**What you will do:** Could you repeat the records below exactly, leaving out any pictures?

**Exercise material:**
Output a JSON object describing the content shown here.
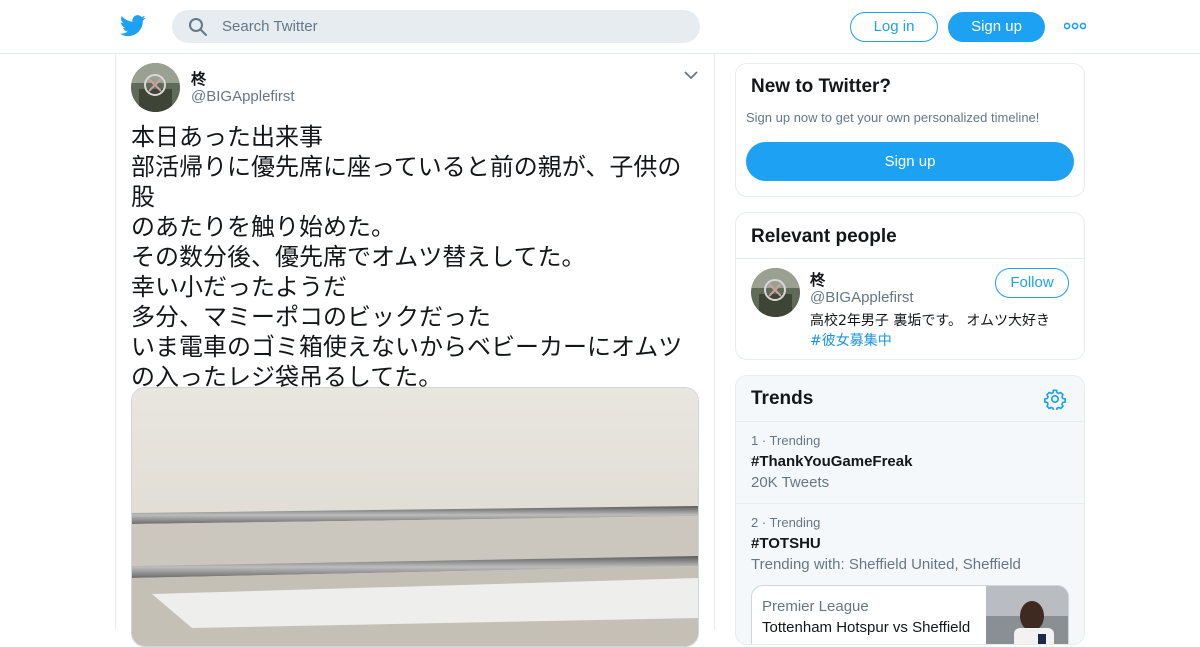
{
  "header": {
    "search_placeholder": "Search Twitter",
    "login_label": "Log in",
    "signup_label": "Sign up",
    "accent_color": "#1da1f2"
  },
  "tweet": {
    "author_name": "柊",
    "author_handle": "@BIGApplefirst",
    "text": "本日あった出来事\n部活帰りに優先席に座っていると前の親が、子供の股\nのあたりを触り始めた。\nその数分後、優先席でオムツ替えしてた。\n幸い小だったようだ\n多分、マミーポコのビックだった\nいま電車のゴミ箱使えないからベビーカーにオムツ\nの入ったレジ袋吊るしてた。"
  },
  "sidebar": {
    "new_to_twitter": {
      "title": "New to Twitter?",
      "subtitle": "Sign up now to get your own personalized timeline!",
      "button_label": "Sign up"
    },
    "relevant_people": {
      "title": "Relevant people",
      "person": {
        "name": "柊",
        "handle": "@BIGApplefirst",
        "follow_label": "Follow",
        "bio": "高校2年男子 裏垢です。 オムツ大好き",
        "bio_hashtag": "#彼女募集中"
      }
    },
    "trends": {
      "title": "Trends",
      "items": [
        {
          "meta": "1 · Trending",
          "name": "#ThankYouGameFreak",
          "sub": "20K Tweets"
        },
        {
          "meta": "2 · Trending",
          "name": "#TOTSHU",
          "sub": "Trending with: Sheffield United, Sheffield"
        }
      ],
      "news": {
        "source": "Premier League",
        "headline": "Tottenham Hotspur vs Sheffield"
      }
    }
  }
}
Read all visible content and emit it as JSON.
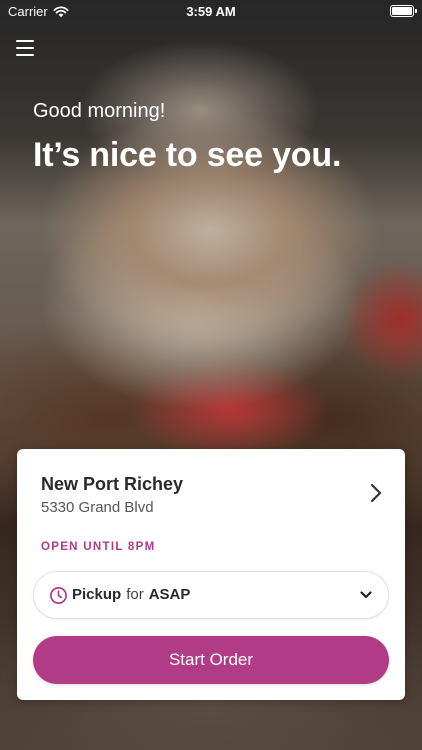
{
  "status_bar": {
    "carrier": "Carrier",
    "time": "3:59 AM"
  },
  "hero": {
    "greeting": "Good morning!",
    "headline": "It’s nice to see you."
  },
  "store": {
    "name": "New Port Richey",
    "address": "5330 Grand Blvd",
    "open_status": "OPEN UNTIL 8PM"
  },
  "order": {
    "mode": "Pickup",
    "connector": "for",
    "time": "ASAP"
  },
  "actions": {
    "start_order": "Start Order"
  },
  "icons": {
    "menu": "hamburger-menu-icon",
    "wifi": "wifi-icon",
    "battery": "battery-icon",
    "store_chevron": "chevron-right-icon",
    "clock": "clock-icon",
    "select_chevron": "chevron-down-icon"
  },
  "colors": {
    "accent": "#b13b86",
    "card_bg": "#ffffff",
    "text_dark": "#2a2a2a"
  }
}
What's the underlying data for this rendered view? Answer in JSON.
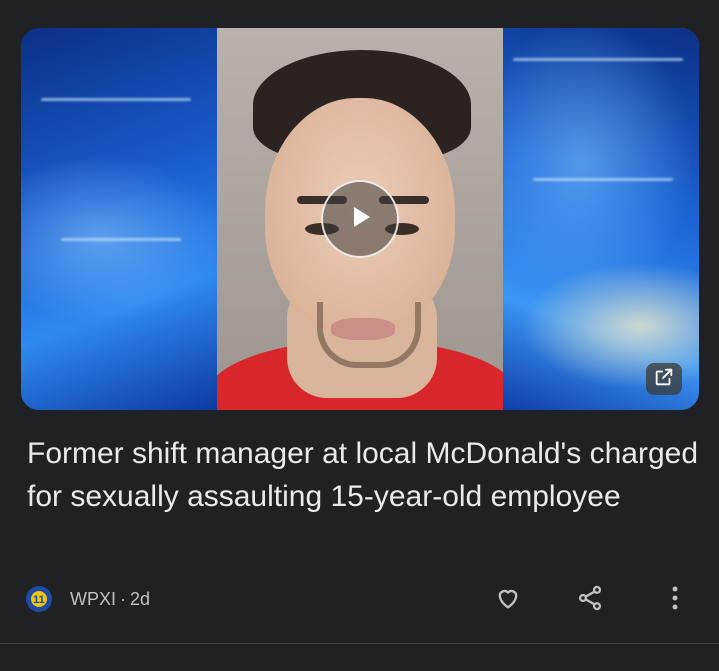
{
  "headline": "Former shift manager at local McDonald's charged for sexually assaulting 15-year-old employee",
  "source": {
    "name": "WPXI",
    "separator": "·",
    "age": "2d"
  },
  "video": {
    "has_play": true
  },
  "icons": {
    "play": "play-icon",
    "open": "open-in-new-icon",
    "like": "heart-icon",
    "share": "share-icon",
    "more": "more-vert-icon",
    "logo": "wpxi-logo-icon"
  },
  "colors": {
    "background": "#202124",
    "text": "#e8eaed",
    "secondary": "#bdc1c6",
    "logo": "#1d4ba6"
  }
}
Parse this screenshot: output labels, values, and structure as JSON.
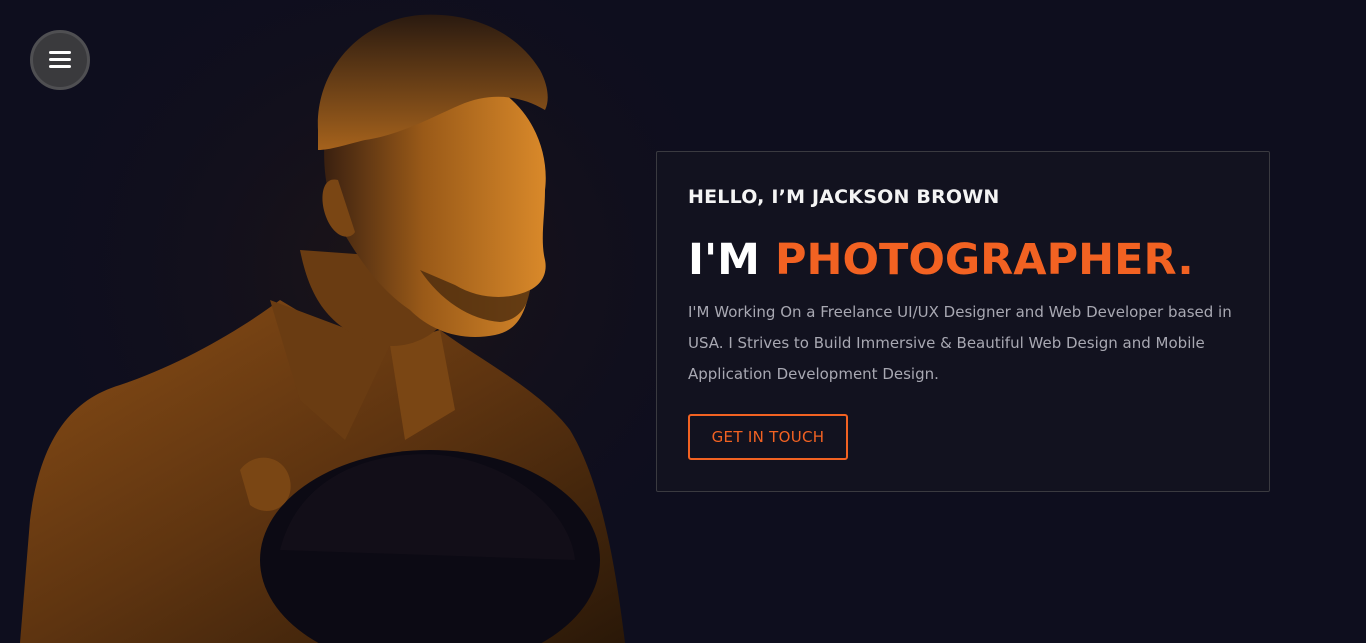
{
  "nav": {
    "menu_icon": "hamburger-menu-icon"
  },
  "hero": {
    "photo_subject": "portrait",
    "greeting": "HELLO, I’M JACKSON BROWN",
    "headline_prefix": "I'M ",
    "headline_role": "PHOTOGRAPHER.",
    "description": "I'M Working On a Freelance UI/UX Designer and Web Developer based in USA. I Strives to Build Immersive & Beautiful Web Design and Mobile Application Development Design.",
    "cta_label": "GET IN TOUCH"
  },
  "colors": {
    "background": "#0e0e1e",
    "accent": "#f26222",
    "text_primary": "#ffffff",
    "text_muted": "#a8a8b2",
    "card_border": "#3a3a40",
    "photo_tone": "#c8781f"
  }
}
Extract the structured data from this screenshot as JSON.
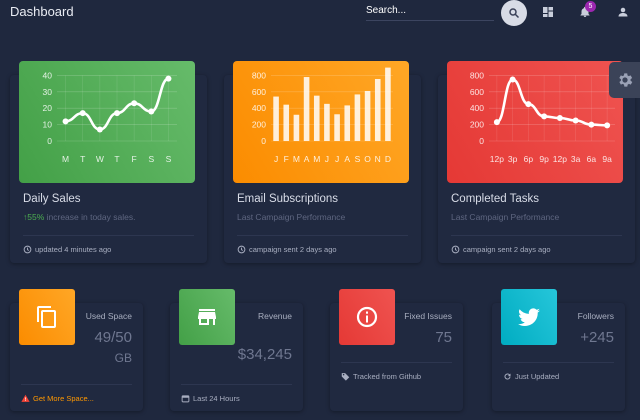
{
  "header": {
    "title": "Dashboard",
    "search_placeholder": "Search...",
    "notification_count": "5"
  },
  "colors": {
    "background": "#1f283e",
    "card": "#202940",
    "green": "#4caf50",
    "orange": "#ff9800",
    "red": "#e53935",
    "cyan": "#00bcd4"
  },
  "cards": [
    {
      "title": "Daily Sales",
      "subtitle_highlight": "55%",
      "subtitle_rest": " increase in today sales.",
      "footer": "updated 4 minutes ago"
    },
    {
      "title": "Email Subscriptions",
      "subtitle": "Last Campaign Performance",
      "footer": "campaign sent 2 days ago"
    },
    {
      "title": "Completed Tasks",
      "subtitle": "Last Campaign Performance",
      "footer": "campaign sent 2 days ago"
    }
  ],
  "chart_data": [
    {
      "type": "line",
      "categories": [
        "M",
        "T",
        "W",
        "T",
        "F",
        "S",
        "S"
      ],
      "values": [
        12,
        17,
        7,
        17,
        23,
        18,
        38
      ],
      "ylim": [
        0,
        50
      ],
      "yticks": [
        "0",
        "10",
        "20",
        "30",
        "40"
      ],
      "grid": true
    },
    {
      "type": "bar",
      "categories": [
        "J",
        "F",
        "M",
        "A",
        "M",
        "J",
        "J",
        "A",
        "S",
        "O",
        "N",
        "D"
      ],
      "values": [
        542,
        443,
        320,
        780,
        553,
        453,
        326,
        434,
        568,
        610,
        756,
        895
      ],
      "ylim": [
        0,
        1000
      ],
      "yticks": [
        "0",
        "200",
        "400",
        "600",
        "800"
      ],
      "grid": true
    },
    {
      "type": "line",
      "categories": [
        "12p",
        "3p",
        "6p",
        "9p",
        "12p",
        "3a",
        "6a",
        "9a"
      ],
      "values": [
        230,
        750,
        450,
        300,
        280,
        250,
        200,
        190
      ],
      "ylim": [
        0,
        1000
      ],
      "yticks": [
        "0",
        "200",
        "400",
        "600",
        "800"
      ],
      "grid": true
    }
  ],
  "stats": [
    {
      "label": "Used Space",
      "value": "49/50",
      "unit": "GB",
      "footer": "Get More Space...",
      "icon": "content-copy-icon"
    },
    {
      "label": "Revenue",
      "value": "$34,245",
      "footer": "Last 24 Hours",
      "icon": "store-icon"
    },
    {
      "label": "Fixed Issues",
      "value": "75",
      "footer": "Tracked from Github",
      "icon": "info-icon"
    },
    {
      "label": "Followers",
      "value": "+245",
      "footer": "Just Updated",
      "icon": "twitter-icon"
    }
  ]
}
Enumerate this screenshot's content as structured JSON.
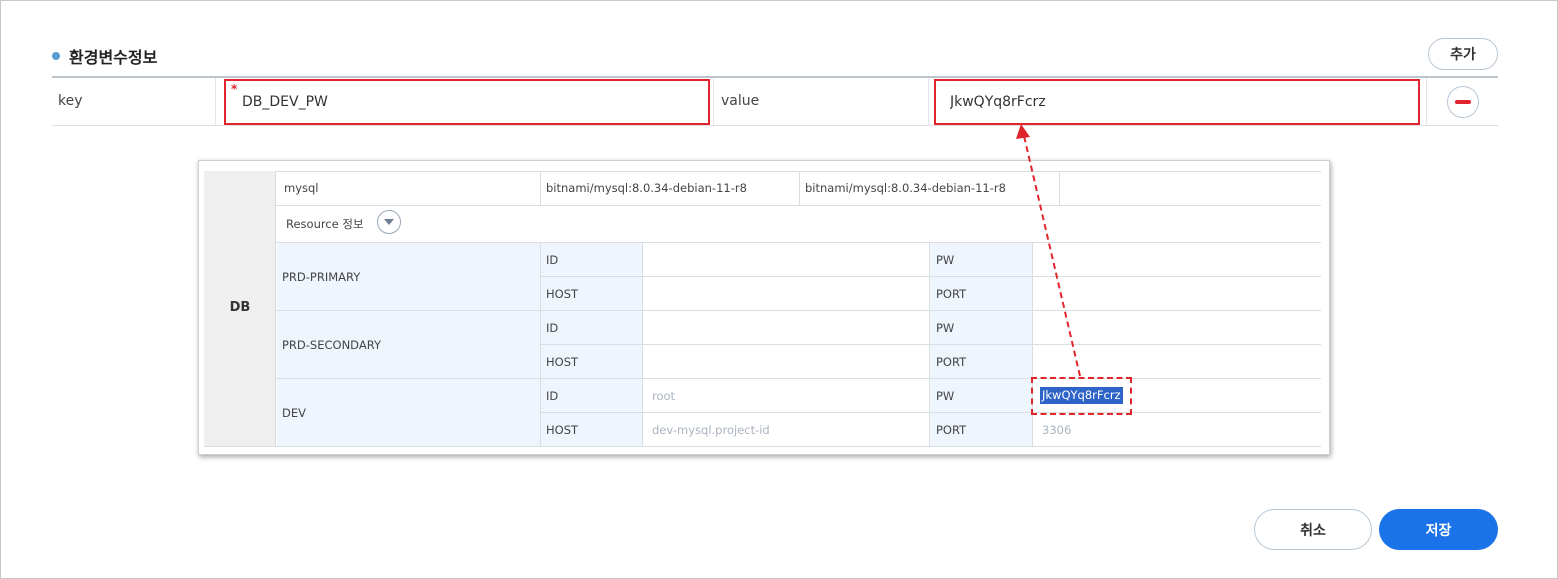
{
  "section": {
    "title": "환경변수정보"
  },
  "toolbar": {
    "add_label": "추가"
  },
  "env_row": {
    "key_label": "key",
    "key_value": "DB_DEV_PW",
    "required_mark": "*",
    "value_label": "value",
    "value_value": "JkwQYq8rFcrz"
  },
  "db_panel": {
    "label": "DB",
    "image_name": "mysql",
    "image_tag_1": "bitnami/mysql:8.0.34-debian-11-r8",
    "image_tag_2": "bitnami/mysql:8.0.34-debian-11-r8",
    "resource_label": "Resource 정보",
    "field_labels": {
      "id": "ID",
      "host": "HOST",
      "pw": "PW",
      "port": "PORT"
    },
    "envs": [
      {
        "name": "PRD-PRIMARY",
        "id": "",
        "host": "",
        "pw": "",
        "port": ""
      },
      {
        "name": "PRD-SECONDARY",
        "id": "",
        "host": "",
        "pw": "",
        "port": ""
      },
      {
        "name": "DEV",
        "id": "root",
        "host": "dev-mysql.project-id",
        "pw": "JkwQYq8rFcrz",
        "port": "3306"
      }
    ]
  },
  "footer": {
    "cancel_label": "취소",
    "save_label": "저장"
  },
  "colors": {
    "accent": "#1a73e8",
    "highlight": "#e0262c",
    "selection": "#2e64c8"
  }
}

**Task output:**
Output a JSON object describing the content shown here.
{
  "header": {
    "search_placeholder": "Search Twitter",
    "login_label": "Log in",
    "signup_label": "Sign up",
    "accent_color": "#1da1f2"
  },
  "tweet": {
    "author_name": "柊",
    "author_handle": "@BIGApplefirst",
    "text": "本日あった出来事\n部活帰りに優先席に座っていると前の親が、子供の股\nのあたりを触り始めた。\nその数分後、優先席でオムツ替えしてた。\n幸い小だったようだ\n多分、マミーポコのビックだった\nいま電車のゴミ箱使えないからベビーカーにオムツ\nの入ったレジ袋吊るしてた。"
  },
  "sidebar": {
    "new_to_twitter": {
      "title": "New to Twitter?",
      "subtitle": "Sign up now to get your own personalized timeline!",
      "button_label": "Sign up"
    },
    "relevant_people": {
      "title": "Relevant people",
      "person": {
        "name": "柊",
        "handle": "@BIGApplefirst",
        "follow_label": "Follow",
        "bio": "高校2年男子 裏垢です。 オムツ大好き",
        "bio_hashtag": "#彼女募集中"
      }
    },
    "trends": {
      "title": "Trends",
      "items": [
        {
          "meta": "1 · Trending",
          "name": "#ThankYouGameFreak",
          "sub": "20K Tweets"
        },
        {
          "meta": "2 · Trending",
          "name": "#TOTSHU",
          "sub": "Trending with: Sheffield United, Sheffield"
        }
      ],
      "news": {
        "source": "Premier League",
        "headline": "Tottenham Hotspur vs Sheffield"
      }
    }
  }
}
Read all visible content and emit it as JSON.
{
  "status_bar": {
    "carrier": "Carrier",
    "time": "3:59 AM"
  },
  "hero": {
    "greeting": "Good morning!",
    "headline": "It’s nice to see you."
  },
  "store": {
    "name": "New Port Richey",
    "address": "5330 Grand Blvd",
    "open_status": "OPEN UNTIL 8PM"
  },
  "order": {
    "mode": "Pickup",
    "connector": "for",
    "time": "ASAP"
  },
  "actions": {
    "start_order": "Start Order"
  },
  "icons": {
    "menu": "hamburger-menu-icon",
    "wifi": "wifi-icon",
    "battery": "battery-icon",
    "store_chevron": "chevron-right-icon",
    "clock": "clock-icon",
    "select_chevron": "chevron-down-icon"
  },
  "colors": {
    "accent": "#b13b86",
    "card_bg": "#ffffff",
    "text_dark": "#2a2a2a"
  }
}
What's the underlying data for this rendered view? Answer in JSON.
{
  "headline": "Former shift manager at local McDonald's charged for sexually assaulting 15-year-old employee",
  "source": {
    "name": "WPXI",
    "separator": "·",
    "age": "2d"
  },
  "video": {
    "has_play": true
  },
  "icons": {
    "play": "play-icon",
    "open": "open-in-new-icon",
    "like": "heart-icon",
    "share": "share-icon",
    "more": "more-vert-icon",
    "logo": "wpxi-logo-icon"
  },
  "colors": {
    "background": "#202124",
    "text": "#e8eaed",
    "secondary": "#bdc1c6",
    "logo": "#1d4ba6"
  }
}
Parse this screenshot: output labels, values, and structure as JSON.
{
  "nav": {
    "menu_icon": "hamburger-menu-icon"
  },
  "hero": {
    "photo_subject": "portrait",
    "greeting": "HELLO, I’M JACKSON BROWN",
    "headline_prefix": "I'M ",
    "headline_role": "PHOTOGRAPHER.",
    "description": "I'M Working On a Freelance UI/UX Designer and Web Developer based in USA. I Strives to Build Immersive & Beautiful Web Design and Mobile Application Development Design.",
    "cta_label": "GET IN TOUCH"
  },
  "colors": {
    "background": "#0e0e1e",
    "accent": "#f26222",
    "text_primary": "#ffffff",
    "text_muted": "#a8a8b2",
    "card_border": "#3a3a40",
    "photo_tone": "#c8781f"
  }
}
Extract the structured data from this screenshot as JSON.
{
  "header": {
    "title": "Dashboard",
    "search_placeholder": "Search...",
    "notification_count": "5"
  },
  "colors": {
    "background": "#1f283e",
    "card": "#202940",
    "green": "#4caf50",
    "orange": "#ff9800",
    "red": "#e53935",
    "cyan": "#00bcd4"
  },
  "cards": [
    {
      "title": "Daily Sales",
      "subtitle_highlight": "55%",
      "subtitle_rest": " increase in today sales.",
      "footer": "updated 4 minutes ago"
    },
    {
      "title": "Email Subscriptions",
      "subtitle": "Last Campaign Performance",
      "footer": "campaign sent 2 days ago"
    },
    {
      "title": "Completed Tasks",
      "subtitle": "Last Campaign Performance",
      "footer": "campaign sent 2 days ago"
    }
  ],
  "chart_data": [
    {
      "type": "line",
      "categories": [
        "M",
        "T",
        "W",
        "T",
        "F",
        "S",
        "S"
      ],
      "values": [
        12,
        17,
        7,
        17,
        23,
        18,
        38
      ],
      "ylim": [
        0,
        50
      ],
      "yticks": [
        "0",
        "10",
        "20",
        "30",
        "40"
      ],
      "grid": true
    },
    {
      "type": "bar",
      "categories": [
        "J",
        "F",
        "M",
        "A",
        "M",
        "J",
        "J",
        "A",
        "S",
        "O",
        "N",
        "D"
      ],
      "values": [
        542,
        443,
        320,
        780,
        553,
        453,
        326,
        434,
        568,
        610,
        756,
        895
      ],
      "ylim": [
        0,
        1000
      ],
      "yticks": [
        "0",
        "200",
        "400",
        "600",
        "800"
      ],
      "grid": true
    },
    {
      "type": "line",
      "categories": [
        "12p",
        "3p",
        "6p",
        "9p",
        "12p",
        "3a",
        "6a",
        "9a"
      ],
      "values": [
        230,
        750,
        450,
        300,
        280,
        250,
        200,
        190
      ],
      "ylim": [
        0,
        1000
      ],
      "yticks": [
        "0",
        "200",
        "400",
        "600",
        "800"
      ],
      "grid": true
    }
  ],
  "stats": [
    {
      "label": "Used Space",
      "value": "49/50",
      "unit": "GB",
      "footer": "Get More Space...",
      "icon": "content-copy-icon"
    },
    {
      "label": "Revenue",
      "value": "$34,245",
      "footer": "Last 24 Hours",
      "icon": "store-icon"
    },
    {
      "label": "Fixed Issues",
      "value": "75",
      "footer": "Tracked from Github",
      "icon": "info-icon"
    },
    {
      "label": "Followers",
      "value": "+245",
      "footer": "Just Updated",
      "icon": "twitter-icon"
    }
  ]
}
Enumerate this screenshot's content as structured JSON.
{
  "section": {
    "title": "환경변수정보"
  },
  "toolbar": {
    "add_label": "추가"
  },
  "env_row": {
    "key_label": "key",
    "key_value": "DB_DEV_PW",
    "required_mark": "*",
    "value_label": "value",
    "value_value": "JkwQYq8rFcrz"
  },
  "db_panel": {
    "label": "DB",
    "image_name": "mysql",
    "image_tag_1": "bitnami/mysql:8.0.34-debian-11-r8",
    "image_tag_2": "bitnami/mysql:8.0.34-debian-11-r8",
    "resource_label": "Resource 정보",
    "field_labels": {
      "id": "ID",
      "host": "HOST",
      "pw": "PW",
      "port": "PORT"
    },
    "envs": [
      {
        "name": "PRD-PRIMARY",
        "id": "",
        "host": "",
        "pw": "",
        "port": ""
      },
      {
        "name": "PRD-SECONDARY",
        "id": "",
        "host": "",
        "pw": "",
        "port": ""
      },
      {
        "name": "DEV",
        "id": "root",
        "host": "dev-mysql.project-id",
        "pw": "JkwQYq8rFcrz",
        "port": "3306"
      }
    ]
  },
  "footer": {
    "cancel_label": "취소",
    "save_label": "저장"
  },
  "colors": {
    "accent": "#1a73e8",
    "highlight": "#e0262c",
    "selection": "#2e64c8"
  }
}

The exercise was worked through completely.